# start of Given entries

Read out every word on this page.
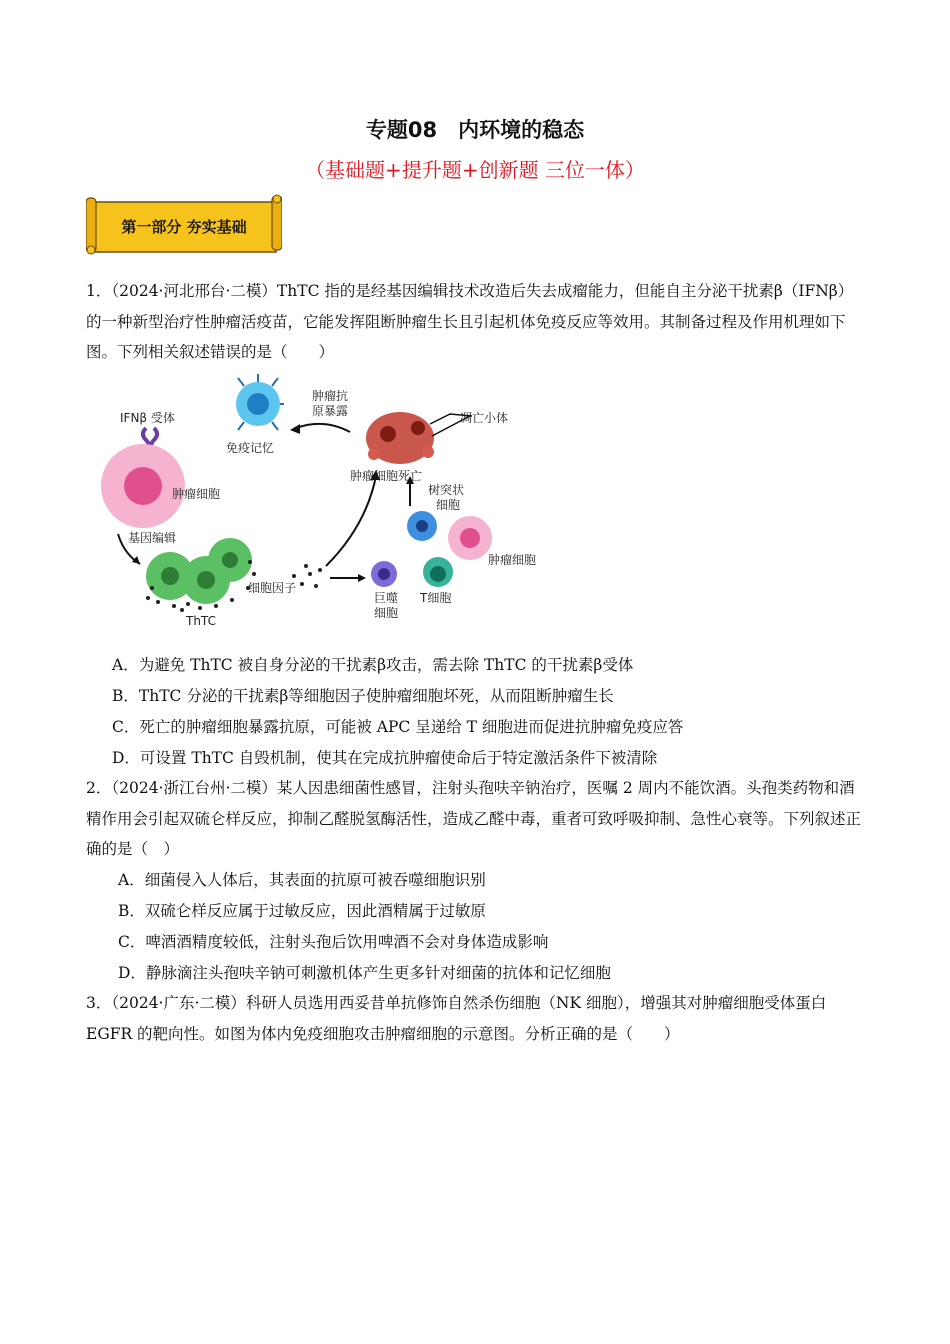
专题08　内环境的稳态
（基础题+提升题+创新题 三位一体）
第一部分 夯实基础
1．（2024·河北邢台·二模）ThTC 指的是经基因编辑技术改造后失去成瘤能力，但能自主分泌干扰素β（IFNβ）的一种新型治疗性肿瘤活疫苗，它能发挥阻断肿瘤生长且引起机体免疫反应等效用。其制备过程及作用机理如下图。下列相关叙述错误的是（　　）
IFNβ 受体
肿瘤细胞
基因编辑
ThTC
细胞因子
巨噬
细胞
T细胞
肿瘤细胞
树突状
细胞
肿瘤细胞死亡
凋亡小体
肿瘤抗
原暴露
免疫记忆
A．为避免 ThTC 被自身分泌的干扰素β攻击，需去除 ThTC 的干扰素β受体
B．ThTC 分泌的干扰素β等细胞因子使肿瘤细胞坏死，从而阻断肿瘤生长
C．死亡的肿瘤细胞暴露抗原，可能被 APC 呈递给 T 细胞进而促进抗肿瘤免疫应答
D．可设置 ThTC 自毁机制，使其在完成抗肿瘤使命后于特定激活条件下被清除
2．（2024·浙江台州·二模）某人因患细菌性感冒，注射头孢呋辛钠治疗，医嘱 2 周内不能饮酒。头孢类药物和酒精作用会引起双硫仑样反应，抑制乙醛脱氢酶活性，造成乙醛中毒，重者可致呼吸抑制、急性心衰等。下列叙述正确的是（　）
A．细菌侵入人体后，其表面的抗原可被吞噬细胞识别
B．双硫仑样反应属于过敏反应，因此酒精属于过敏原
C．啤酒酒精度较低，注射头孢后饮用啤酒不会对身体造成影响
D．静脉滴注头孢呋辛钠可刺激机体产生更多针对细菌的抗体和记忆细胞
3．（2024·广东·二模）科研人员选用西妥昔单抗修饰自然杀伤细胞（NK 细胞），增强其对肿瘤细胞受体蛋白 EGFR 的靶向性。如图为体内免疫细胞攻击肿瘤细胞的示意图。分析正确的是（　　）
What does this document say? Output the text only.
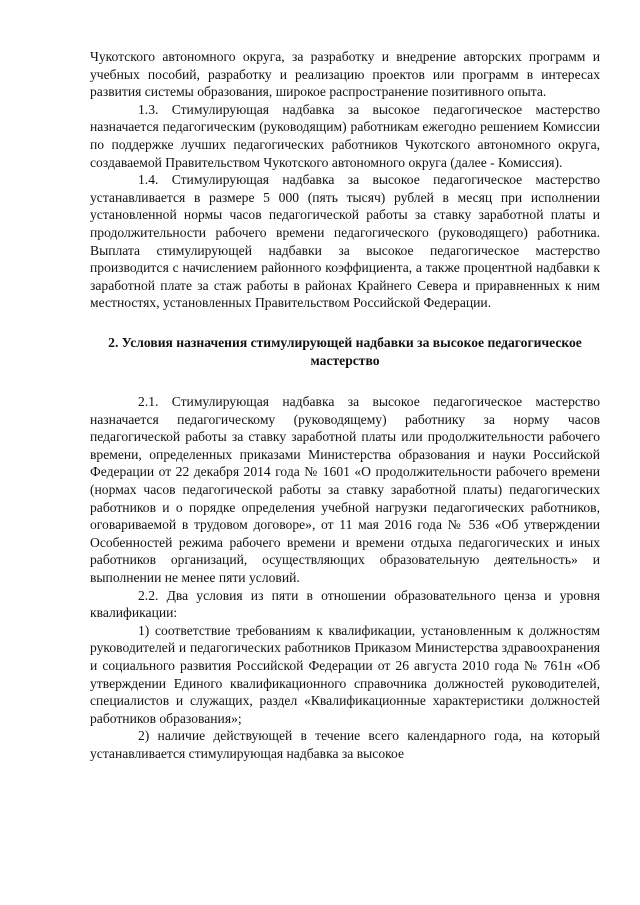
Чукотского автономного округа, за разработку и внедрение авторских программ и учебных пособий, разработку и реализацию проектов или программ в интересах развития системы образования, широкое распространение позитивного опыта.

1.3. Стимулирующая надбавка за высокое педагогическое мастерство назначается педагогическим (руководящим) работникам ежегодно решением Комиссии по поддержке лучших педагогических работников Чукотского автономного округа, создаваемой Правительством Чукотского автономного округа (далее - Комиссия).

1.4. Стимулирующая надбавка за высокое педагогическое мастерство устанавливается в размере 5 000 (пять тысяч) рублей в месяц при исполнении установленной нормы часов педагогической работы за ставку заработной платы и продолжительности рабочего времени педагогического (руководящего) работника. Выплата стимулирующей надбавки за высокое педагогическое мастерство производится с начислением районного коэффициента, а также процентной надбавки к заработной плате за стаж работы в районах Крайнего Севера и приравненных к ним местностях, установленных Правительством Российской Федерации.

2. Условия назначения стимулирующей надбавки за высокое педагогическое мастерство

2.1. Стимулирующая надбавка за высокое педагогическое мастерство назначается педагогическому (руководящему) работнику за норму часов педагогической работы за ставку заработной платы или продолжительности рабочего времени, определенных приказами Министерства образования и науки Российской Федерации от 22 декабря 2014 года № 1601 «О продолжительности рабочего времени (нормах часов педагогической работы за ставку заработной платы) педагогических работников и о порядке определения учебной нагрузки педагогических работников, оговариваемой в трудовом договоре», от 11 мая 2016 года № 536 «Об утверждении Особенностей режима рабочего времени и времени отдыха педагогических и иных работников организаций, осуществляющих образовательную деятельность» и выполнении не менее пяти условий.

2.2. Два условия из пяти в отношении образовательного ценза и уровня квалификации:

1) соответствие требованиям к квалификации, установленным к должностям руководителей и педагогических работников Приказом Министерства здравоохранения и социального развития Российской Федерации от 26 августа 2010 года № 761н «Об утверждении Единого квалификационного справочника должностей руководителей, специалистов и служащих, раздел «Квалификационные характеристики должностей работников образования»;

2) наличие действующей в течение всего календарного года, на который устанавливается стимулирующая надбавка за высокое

# end of Given entries

What is expected: Reproduce all the entries that precede this task, word for word, minus any pictures.

Exercise response:
Read out every word on this page.
专题08　内环境的稳态
（基础题+提升题+创新题 三位一体）
第一部分 夯实基础
1．（2024·河北邢台·二模）ThTC 指的是经基因编辑技术改造后失去成瘤能力，但能自主分泌干扰素β（IFNβ）的一种新型治疗性肿瘤活疫苗，它能发挥阻断肿瘤生长且引起机体免疫反应等效用。其制备过程及作用机理如下图。下列相关叙述错误的是（　　）
IFNβ 受体
肿瘤细胞
基因编辑
ThTC
细胞因子
巨噬
细胞
T细胞
肿瘤细胞
树突状
细胞
肿瘤细胞死亡
凋亡小体
肿瘤抗
原暴露
免疫记忆
A．为避免 ThTC 被自身分泌的干扰素β攻击，需去除 ThTC 的干扰素β受体
B．ThTC 分泌的干扰素β等细胞因子使肿瘤细胞坏死，从而阻断肿瘤生长
C．死亡的肿瘤细胞暴露抗原，可能被 APC 呈递给 T 细胞进而促进抗肿瘤免疫应答
D．可设置 ThTC 自毁机制，使其在完成抗肿瘤使命后于特定激活条件下被清除
2．（2024·浙江台州·二模）某人因患细菌性感冒，注射头孢呋辛钠治疗，医嘱 2 周内不能饮酒。头孢类药物和酒精作用会引起双硫仑样反应，抑制乙醛脱氢酶活性，造成乙醛中毒，重者可致呼吸抑制、急性心衰等。下列叙述正确的是（　）
A．细菌侵入人体后，其表面的抗原可被吞噬细胞识别
B．双硫仑样反应属于过敏反应，因此酒精属于过敏原
C．啤酒酒精度较低，注射头孢后饮用啤酒不会对身体造成影响
D．静脉滴注头孢呋辛钠可刺激机体产生更多针对细菌的抗体和记忆细胞
3．（2024·广东·二模）科研人员选用西妥昔单抗修饰自然杀伤细胞（NK 细胞），增强其对肿瘤细胞受体蛋白 EGFR 的靶向性。如图为体内免疫细胞攻击肿瘤细胞的示意图。分析正确的是（　　）
What does this document say? Output the text only.
Чукотского автономного округа, за разработку и внедрение авторских программ и учебных пособий, разработку и реализацию проектов или программ в интересах развития системы образования, широкое распространение позитивного опыта.

1.3. Стимулирующая надбавка за высокое педагогическое мастерство назначается педагогическим (руководящим) работникам ежегодно решением Комиссии по поддержке лучших педагогических работников Чукотского автономного округа, создаваемой Правительством Чукотского автономного округа (далее - Комиссия).

1.4. Стимулирующая надбавка за высокое педагогическое мастерство устанавливается в размере 5 000 (пять тысяч) рублей в месяц при исполнении установленной нормы часов педагогической работы за ставку заработной платы и продолжительности рабочего времени педагогического (руководящего) работника. Выплата стимулирующей надбавки за высокое педагогическое мастерство производится с начислением районного коэффициента, а также процентной надбавки к заработной плате за стаж работы в районах Крайнего Севера и приравненных к ним местностях, установленных Правительством Российской Федерации.

2. Условия назначения стимулирующей надбавки за высокое педагогическое мастерство

2.1. Стимулирующая надбавка за высокое педагогическое мастерство назначается педагогическому (руководящему) работнику за норму часов педагогической работы за ставку заработной платы или продолжительности рабочего времени, определенных приказами Министерства образования и науки Российской Федерации от 22 декабря 2014 года № 1601 «О продолжительности рабочего времени (нормах часов педагогической работы за ставку заработной платы) педагогических работников и о порядке определения учебной нагрузки педагогических работников, оговариваемой в трудовом договоре», от 11 мая 2016 года № 536 «Об утверждении Особенностей режима рабочего времени и времени отдыха педагогических и иных работников организаций, осуществляющих образовательную деятельность» и выполнении не менее пяти условий.

2.2. Два условия из пяти в отношении образовательного ценза и уровня квалификации:

1) соответствие требованиям к квалификации, установленным к должностям руководителей и педагогических работников Приказом Министерства здравоохранения и социального развития Российской Федерации от 26 августа 2010 года № 761н «Об утверждении Единого квалификационного справочника должностей руководителей, специалистов и служащих, раздел «Квалификационные характеристики должностей работников образования»;

2) наличие действующей в течение всего календарного года, на который устанавливается стимулирующая надбавка за высокое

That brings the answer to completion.